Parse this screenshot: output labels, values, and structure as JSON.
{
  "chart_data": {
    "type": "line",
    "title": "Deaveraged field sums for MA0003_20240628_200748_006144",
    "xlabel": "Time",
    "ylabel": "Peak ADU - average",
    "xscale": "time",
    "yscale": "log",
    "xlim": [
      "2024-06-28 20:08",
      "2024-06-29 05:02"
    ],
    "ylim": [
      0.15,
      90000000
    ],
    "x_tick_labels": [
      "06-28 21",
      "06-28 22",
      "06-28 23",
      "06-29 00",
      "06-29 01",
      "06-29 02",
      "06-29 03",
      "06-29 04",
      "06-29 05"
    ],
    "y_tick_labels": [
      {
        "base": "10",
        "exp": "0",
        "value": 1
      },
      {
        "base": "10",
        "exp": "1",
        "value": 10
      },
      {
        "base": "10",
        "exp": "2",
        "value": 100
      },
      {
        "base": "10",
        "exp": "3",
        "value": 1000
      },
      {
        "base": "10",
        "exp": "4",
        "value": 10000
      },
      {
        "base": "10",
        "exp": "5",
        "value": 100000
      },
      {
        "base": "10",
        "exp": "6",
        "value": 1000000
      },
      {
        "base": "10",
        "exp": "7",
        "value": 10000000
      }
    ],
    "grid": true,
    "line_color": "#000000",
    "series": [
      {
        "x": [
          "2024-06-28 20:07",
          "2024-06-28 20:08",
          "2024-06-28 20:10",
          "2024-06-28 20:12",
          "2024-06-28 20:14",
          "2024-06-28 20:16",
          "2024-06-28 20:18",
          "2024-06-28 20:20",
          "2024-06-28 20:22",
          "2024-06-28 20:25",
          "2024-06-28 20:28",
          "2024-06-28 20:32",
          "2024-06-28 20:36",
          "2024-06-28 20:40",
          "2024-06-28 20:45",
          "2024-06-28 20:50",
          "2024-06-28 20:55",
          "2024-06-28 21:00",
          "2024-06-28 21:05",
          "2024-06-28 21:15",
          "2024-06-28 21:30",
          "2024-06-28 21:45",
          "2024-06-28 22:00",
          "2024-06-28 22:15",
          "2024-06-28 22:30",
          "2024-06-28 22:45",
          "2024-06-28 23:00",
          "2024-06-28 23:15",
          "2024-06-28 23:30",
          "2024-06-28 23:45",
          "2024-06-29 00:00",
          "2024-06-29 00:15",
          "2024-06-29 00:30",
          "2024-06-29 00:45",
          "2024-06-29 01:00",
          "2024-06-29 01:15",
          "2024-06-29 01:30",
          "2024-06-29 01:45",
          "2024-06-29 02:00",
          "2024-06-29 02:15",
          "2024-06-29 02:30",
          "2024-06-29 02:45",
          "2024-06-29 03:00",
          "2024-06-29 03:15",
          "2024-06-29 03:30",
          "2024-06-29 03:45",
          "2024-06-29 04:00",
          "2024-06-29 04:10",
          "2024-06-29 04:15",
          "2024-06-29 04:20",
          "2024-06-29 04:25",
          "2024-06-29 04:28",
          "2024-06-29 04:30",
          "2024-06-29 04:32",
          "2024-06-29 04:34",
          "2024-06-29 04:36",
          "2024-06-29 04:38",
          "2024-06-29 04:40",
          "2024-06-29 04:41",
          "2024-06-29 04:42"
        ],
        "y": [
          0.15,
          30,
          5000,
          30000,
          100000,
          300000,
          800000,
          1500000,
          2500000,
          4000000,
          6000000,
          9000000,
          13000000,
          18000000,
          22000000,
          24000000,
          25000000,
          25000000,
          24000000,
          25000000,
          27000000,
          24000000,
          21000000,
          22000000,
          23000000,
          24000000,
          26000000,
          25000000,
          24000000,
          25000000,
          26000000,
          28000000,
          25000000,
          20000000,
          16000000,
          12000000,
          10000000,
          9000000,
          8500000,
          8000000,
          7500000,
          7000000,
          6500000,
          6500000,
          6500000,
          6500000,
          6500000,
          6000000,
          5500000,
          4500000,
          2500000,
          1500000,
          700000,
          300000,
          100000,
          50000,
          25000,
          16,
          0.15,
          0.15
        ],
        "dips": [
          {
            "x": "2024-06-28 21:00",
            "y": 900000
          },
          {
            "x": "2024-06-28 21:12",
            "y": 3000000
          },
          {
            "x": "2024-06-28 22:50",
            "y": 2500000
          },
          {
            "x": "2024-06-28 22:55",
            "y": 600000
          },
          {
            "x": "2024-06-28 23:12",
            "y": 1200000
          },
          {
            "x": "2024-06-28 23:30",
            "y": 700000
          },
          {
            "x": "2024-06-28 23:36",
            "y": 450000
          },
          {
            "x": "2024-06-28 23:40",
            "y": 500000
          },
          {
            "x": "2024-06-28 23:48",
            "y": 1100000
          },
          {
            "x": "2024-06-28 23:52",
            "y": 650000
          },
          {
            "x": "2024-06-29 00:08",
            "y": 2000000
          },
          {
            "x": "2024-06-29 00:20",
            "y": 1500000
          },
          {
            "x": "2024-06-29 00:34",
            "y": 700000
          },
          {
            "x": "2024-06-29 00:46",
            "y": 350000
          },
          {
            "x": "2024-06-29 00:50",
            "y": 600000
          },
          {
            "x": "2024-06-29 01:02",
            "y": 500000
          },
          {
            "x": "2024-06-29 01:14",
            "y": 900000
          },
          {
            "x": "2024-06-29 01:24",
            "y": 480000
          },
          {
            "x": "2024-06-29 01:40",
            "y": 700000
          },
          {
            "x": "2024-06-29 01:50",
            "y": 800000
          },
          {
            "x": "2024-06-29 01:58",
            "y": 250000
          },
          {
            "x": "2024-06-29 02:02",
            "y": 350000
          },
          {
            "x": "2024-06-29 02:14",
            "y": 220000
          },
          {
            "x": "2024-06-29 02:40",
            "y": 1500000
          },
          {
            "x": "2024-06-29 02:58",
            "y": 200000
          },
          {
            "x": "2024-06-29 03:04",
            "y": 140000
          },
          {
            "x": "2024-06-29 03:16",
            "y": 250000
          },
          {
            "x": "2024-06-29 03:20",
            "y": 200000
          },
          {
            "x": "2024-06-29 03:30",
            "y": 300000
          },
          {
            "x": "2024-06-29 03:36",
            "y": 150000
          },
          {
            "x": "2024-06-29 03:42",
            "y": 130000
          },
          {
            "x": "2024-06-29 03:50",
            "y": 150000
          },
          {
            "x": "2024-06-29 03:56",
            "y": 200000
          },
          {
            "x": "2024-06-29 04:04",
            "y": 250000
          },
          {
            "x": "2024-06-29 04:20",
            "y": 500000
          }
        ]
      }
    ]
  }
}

+++++

◆ **EXERCISE PROMPT**: Can you restate every record above word for word?

◆ **WORKED SOLUTION**:
Parse this screenshot: output labels, values, and structure as JSON.
{
  "chart_data": {
    "type": "line",
    "title": "Deaveraged field sums for MA0003_20240628_200748_006144",
    "xlabel": "Time",
    "ylabel": "Peak ADU - average",
    "xscale": "time",
    "yscale": "log",
    "xlim": [
      "2024-06-28 20:08",
      "2024-06-29 05:02"
    ],
    "ylim": [
      0.15,
      90000000
    ],
    "x_tick_labels": [
      "06-28 21",
      "06-28 22",
      "06-28 23",
      "06-29 00",
      "06-29 01",
      "06-29 02",
      "06-29 03",
      "06-29 04",
      "06-29 05"
    ],
    "y_tick_labels": [
      {
        "base": "10",
        "exp": "0",
        "value": 1
      },
      {
        "base": "10",
        "exp": "1",
        "value": 10
      },
      {
        "base": "10",
        "exp": "2",
        "value": 100
      },
      {
        "base": "10",
        "exp": "3",
        "value": 1000
      },
      {
        "base": "10",
        "exp": "4",
        "value": 10000
      },
      {
        "base": "10",
        "exp": "5",
        "value": 100000
      },
      {
        "base": "10",
        "exp": "6",
        "value": 1000000
      },
      {
        "base": "10",
        "exp": "7",
        "value": 10000000
      }
    ],
    "grid": true,
    "line_color": "#000000",
    "series": [
      {
        "x": [
          "2024-06-28 20:07",
          "2024-06-28 20:08",
          "2024-06-28 20:10",
          "2024-06-28 20:12",
          "2024-06-28 20:14",
          "2024-06-28 20:16",
          "2024-06-28 20:18",
          "2024-06-28 20:20",
          "2024-06-28 20:22",
          "2024-06-28 20:25",
          "2024-06-28 20:28",
          "2024-06-28 20:32",
          "2024-06-28 20:36",
          "2024-06-28 20:40",
          "2024-06-28 20:45",
          "2024-06-28 20:50",
          "2024-06-28 20:55",
          "2024-06-28 21:00",
          "2024-06-28 21:05",
          "2024-06-28 21:15",
          "2024-06-28 21:30",
          "2024-06-28 21:45",
          "2024-06-28 22:00",
          "2024-06-28 22:15",
          "2024-06-28 22:30",
          "2024-06-28 22:45",
          "2024-06-28 23:00",
          "2024-06-28 23:15",
          "2024-06-28 23:30",
          "2024-06-28 23:45",
          "2024-06-29 00:00",
          "2024-06-29 00:15",
          "2024-06-29 00:30",
          "2024-06-29 00:45",
          "2024-06-29 01:00",
          "2024-06-29 01:15",
          "2024-06-29 01:30",
          "2024-06-29 01:45",
          "2024-06-29 02:00",
          "2024-06-29 02:15",
          "2024-06-29 02:30",
          "2024-06-29 02:45",
          "2024-06-29 03:00",
          "2024-06-29 03:15",
          "2024-06-29 03:30",
          "2024-06-29 03:45",
          "2024-06-29 04:00",
          "2024-06-29 04:10",
          "2024-06-29 04:15",
          "2024-06-29 04:20",
          "2024-06-29 04:25",
          "2024-06-29 04:28",
          "2024-06-29 04:30",
          "2024-06-29 04:32",
          "2024-06-29 04:34",
          "2024-06-29 04:36",
          "2024-06-29 04:38",
          "2024-06-29 04:40",
          "2024-06-29 04:41",
          "2024-06-29 04:42"
        ],
        "y": [
          0.15,
          30,
          5000,
          30000,
          100000,
          300000,
          800000,
          1500000,
          2500000,
          4000000,
          6000000,
          9000000,
          13000000,
          18000000,
          22000000,
          24000000,
          25000000,
          25000000,
          24000000,
          25000000,
          27000000,
          24000000,
          21000000,
          22000000,
          23000000,
          24000000,
          26000000,
          25000000,
          24000000,
          25000000,
          26000000,
          28000000,
          25000000,
          20000000,
          16000000,
          12000000,
          10000000,
          9000000,
          8500000,
          8000000,
          7500000,
          7000000,
          6500000,
          6500000,
          6500000,
          6500000,
          6500000,
          6000000,
          5500000,
          4500000,
          2500000,
          1500000,
          700000,
          300000,
          100000,
          50000,
          25000,
          16,
          0.15,
          0.15
        ],
        "dips": [
          {
            "x": "2024-06-28 21:00",
            "y": 900000
          },
          {
            "x": "2024-06-28 21:12",
            "y": 3000000
          },
          {
            "x": "2024-06-28 22:50",
            "y": 2500000
          },
          {
            "x": "2024-06-28 22:55",
            "y": 600000
          },
          {
            "x": "2024-06-28 23:12",
            "y": 1200000
          },
          {
            "x": "2024-06-28 23:30",
            "y": 700000
          },
          {
            "x": "2024-06-28 23:36",
            "y": 450000
          },
          {
            "x": "2024-06-28 23:40",
            "y": 500000
          },
          {
            "x": "2024-06-28 23:48",
            "y": 1100000
          },
          {
            "x": "2024-06-28 23:52",
            "y": 650000
          },
          {
            "x": "2024-06-29 00:08",
            "y": 2000000
          },
          {
            "x": "2024-06-29 00:20",
            "y": 1500000
          },
          {
            "x": "2024-06-29 00:34",
            "y": 700000
          },
          {
            "x": "2024-06-29 00:46",
            "y": 350000
          },
          {
            "x": "2024-06-29 00:50",
            "y": 600000
          },
          {
            "x": "2024-06-29 01:02",
            "y": 500000
          },
          {
            "x": "2024-06-29 01:14",
            "y": 900000
          },
          {
            "x": "2024-06-29 01:24",
            "y": 480000
          },
          {
            "x": "2024-06-29 01:40",
            "y": 700000
          },
          {
            "x": "2024-06-29 01:50",
            "y": 800000
          },
          {
            "x": "2024-06-29 01:58",
            "y": 250000
          },
          {
            "x": "2024-06-29 02:02",
            "y": 350000
          },
          {
            "x": "2024-06-29 02:14",
            "y": 220000
          },
          {
            "x": "2024-06-29 02:40",
            "y": 1500000
          },
          {
            "x": "2024-06-29 02:58",
            "y": 200000
          },
          {
            "x": "2024-06-29 03:04",
            "y": 140000
          },
          {
            "x": "2024-06-29 03:16",
            "y": 250000
          },
          {
            "x": "2024-06-29 03:20",
            "y": 200000
          },
          {
            "x": "2024-06-29 03:30",
            "y": 300000
          },
          {
            "x": "2024-06-29 03:36",
            "y": 150000
          },
          {
            "x": "2024-06-29 03:42",
            "y": 130000
          },
          {
            "x": "2024-06-29 03:50",
            "y": 150000
          },
          {
            "x": "2024-06-29 03:56",
            "y": 200000
          },
          {
            "x": "2024-06-29 04:04",
            "y": 250000
          },
          {
            "x": "2024-06-29 04:20",
            "y": 500000
          }
        ]
      }
    ]
  }
}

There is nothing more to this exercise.